#### Written task:
Lift out all lines below that contain "平衡位置在x".

#### Available records:
◆ ◆ ◆ ◆ ◆ ◆ ◆
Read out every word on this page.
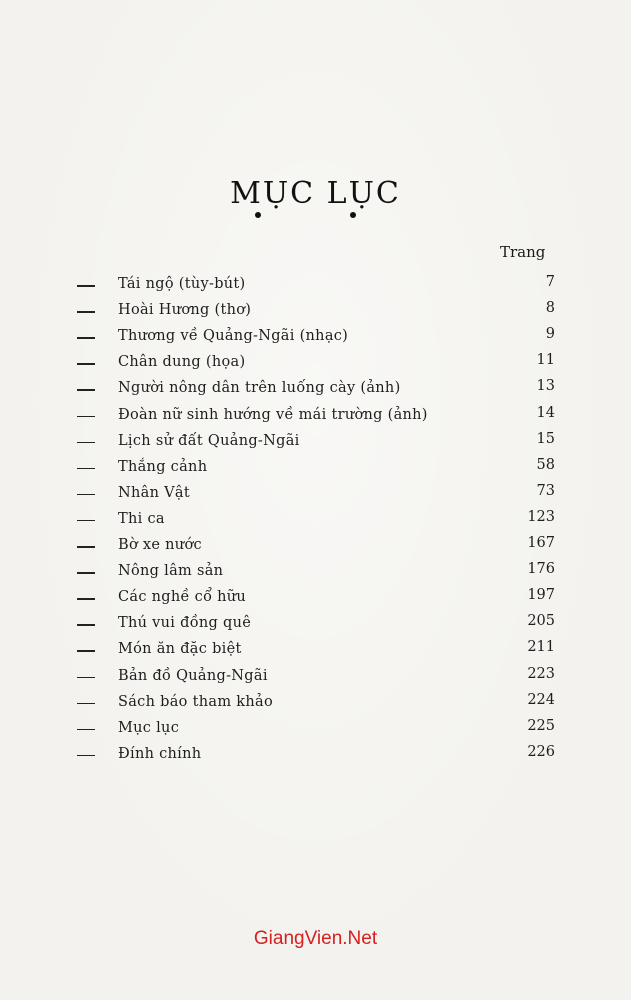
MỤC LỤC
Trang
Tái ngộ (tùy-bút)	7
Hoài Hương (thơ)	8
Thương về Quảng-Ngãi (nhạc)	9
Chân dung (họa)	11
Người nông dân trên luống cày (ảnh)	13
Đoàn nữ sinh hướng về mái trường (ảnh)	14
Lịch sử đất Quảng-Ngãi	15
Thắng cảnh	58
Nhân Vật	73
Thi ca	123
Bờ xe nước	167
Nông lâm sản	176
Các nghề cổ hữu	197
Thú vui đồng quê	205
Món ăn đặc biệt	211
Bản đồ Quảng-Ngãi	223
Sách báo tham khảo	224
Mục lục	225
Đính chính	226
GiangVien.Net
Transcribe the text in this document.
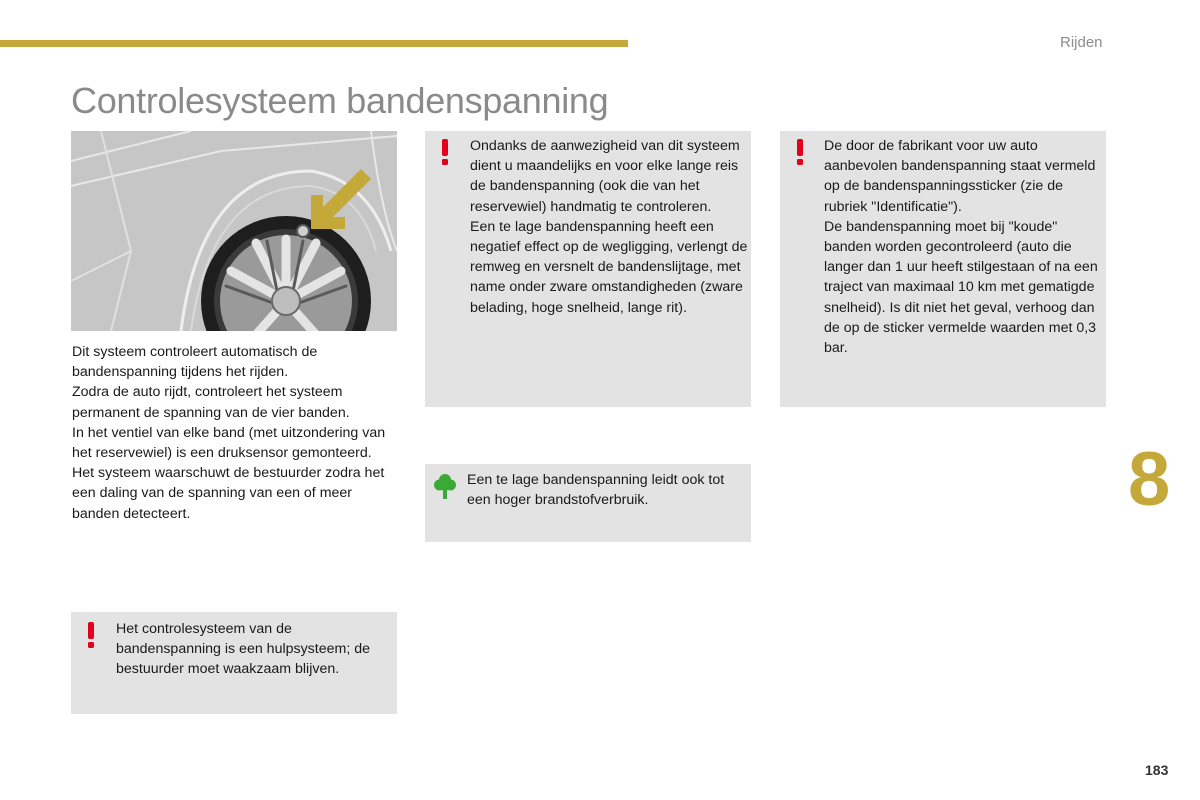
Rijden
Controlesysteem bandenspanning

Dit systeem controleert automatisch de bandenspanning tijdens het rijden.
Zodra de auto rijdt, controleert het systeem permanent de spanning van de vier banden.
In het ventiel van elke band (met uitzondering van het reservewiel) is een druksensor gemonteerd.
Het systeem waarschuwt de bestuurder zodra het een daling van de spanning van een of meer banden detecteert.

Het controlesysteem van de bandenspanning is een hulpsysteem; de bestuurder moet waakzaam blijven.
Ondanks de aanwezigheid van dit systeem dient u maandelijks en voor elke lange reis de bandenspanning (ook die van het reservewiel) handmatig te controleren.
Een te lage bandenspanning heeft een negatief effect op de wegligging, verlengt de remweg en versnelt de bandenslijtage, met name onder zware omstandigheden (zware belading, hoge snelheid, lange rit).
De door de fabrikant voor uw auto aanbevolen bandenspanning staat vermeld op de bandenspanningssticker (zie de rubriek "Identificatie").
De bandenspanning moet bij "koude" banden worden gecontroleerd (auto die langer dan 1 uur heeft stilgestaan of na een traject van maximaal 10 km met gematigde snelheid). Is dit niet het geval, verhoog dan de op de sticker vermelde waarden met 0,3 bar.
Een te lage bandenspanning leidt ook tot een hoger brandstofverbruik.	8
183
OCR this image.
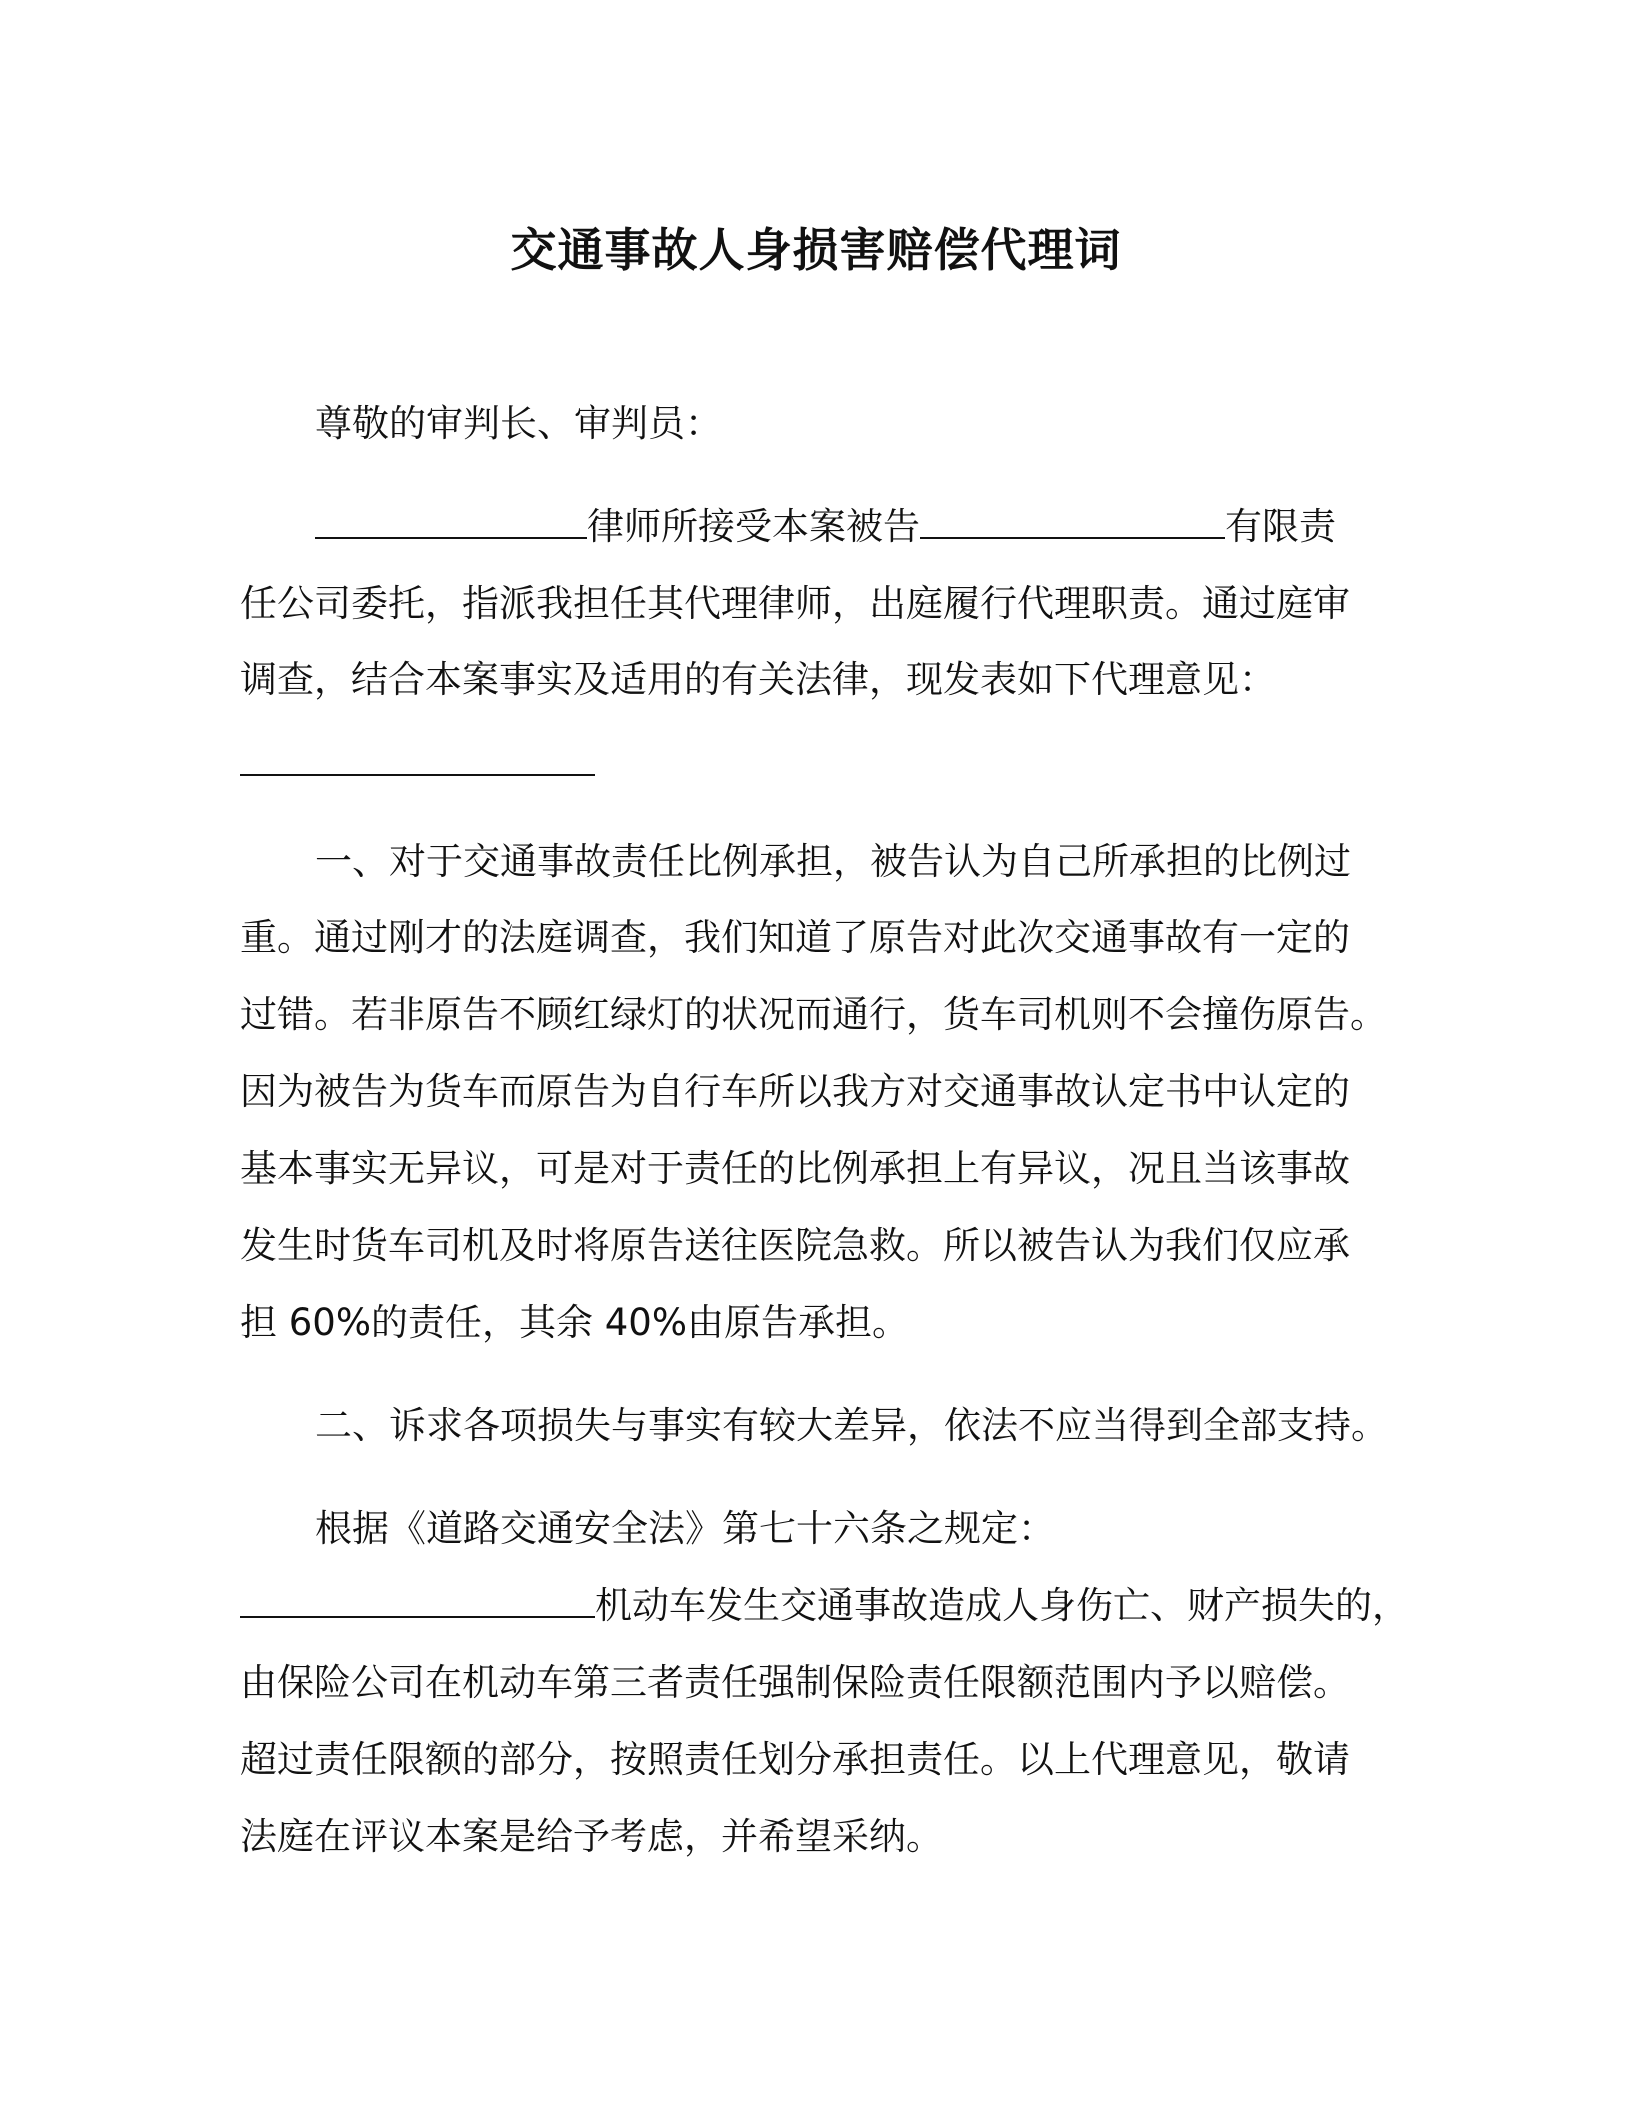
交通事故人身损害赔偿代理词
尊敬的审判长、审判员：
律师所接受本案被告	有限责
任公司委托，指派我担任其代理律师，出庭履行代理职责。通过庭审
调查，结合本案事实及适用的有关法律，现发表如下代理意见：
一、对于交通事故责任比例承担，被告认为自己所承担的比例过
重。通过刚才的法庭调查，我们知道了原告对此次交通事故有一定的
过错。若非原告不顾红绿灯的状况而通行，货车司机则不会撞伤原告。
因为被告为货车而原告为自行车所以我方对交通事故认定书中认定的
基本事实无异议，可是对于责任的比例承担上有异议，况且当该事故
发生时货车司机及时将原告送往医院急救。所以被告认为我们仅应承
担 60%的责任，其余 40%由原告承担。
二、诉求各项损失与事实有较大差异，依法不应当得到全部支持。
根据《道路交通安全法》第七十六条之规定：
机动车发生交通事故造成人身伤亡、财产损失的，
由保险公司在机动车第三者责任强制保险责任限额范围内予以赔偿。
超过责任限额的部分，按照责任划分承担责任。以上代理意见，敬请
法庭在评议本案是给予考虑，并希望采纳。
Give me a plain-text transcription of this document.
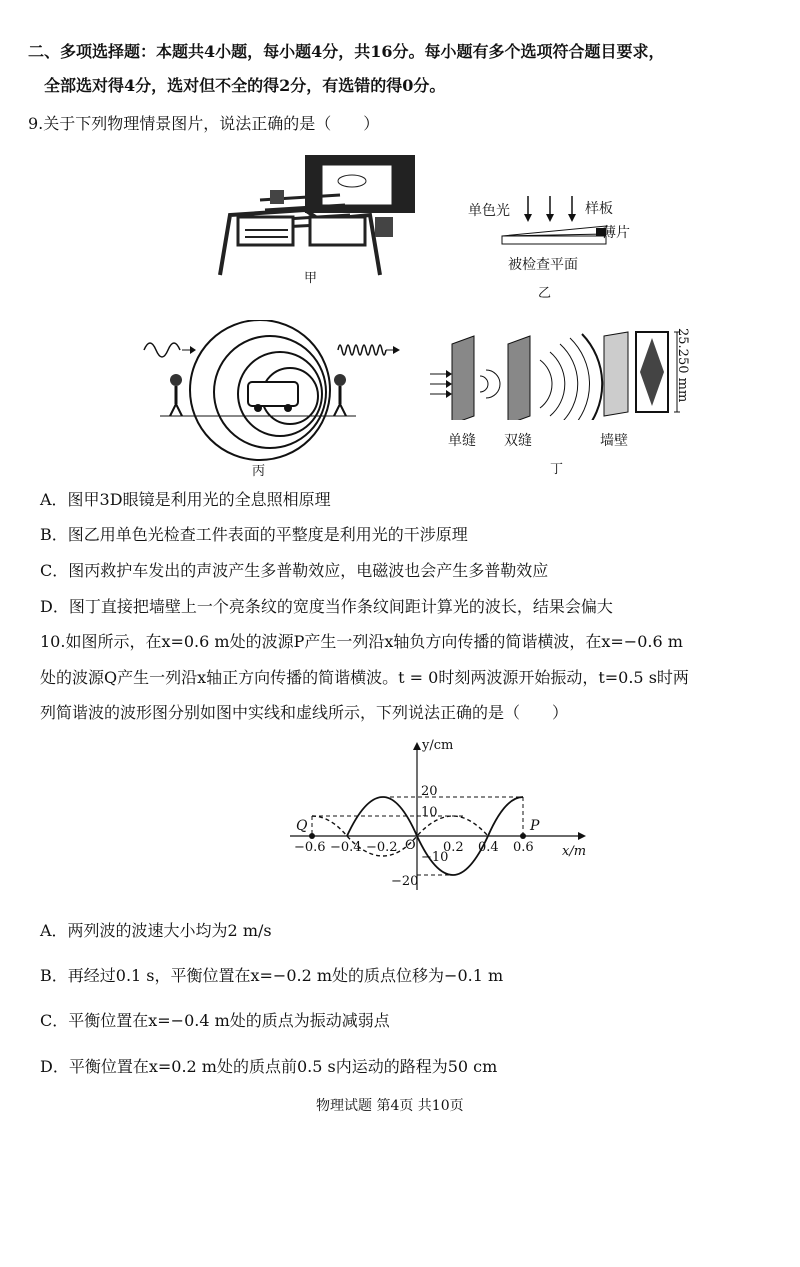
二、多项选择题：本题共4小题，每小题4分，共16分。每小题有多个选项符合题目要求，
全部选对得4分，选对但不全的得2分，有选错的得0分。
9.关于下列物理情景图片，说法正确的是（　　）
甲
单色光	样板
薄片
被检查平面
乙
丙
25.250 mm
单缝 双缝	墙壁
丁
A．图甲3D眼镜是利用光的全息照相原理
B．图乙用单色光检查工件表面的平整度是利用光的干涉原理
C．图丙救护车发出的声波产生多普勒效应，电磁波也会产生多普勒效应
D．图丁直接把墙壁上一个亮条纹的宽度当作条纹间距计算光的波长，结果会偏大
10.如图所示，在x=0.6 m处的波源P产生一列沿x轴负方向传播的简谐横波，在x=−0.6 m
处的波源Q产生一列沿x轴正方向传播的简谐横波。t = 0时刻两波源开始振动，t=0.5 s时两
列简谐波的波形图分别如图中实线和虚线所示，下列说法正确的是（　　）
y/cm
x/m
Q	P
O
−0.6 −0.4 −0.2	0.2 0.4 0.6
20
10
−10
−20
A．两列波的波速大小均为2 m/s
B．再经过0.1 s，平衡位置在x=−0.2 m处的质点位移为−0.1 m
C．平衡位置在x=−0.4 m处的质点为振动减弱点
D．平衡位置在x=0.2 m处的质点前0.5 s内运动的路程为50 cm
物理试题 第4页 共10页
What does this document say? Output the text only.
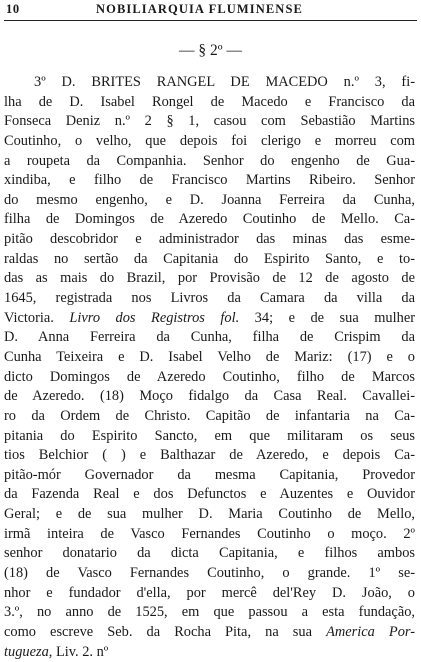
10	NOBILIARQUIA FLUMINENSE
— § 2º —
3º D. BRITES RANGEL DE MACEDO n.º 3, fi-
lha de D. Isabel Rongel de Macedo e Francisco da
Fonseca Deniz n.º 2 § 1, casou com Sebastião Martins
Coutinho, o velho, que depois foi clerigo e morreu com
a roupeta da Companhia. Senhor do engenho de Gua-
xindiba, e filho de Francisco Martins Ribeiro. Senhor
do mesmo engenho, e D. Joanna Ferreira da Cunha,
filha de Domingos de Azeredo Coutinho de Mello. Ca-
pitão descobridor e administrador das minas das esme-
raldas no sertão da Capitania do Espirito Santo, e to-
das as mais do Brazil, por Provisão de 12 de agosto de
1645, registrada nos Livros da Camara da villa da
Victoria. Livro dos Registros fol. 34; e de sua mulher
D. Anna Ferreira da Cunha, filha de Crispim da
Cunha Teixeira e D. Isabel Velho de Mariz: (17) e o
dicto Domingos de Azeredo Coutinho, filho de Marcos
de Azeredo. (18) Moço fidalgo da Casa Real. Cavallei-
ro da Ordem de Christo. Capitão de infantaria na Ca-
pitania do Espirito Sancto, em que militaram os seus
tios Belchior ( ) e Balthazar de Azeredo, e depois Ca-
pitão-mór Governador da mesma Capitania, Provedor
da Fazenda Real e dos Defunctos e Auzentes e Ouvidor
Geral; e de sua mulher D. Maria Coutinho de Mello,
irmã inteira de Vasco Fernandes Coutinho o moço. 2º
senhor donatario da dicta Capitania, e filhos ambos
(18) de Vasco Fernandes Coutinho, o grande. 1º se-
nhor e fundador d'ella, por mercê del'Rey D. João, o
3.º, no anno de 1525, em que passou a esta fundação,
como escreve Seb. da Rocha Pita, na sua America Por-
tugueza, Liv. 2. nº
◆ ◆ ◆ ◆ ◆ ◆ ◆
#### Solution below:
B．再经过0.1 s，平衡位置在x=−0.2 m处的质点位移为−0.1 m
C．平衡位置在x=−0.4 m处的质点为振动减弱点
D．平衡位置在x=0.2 m处的质点前0.5 s内运动的路程为50 cm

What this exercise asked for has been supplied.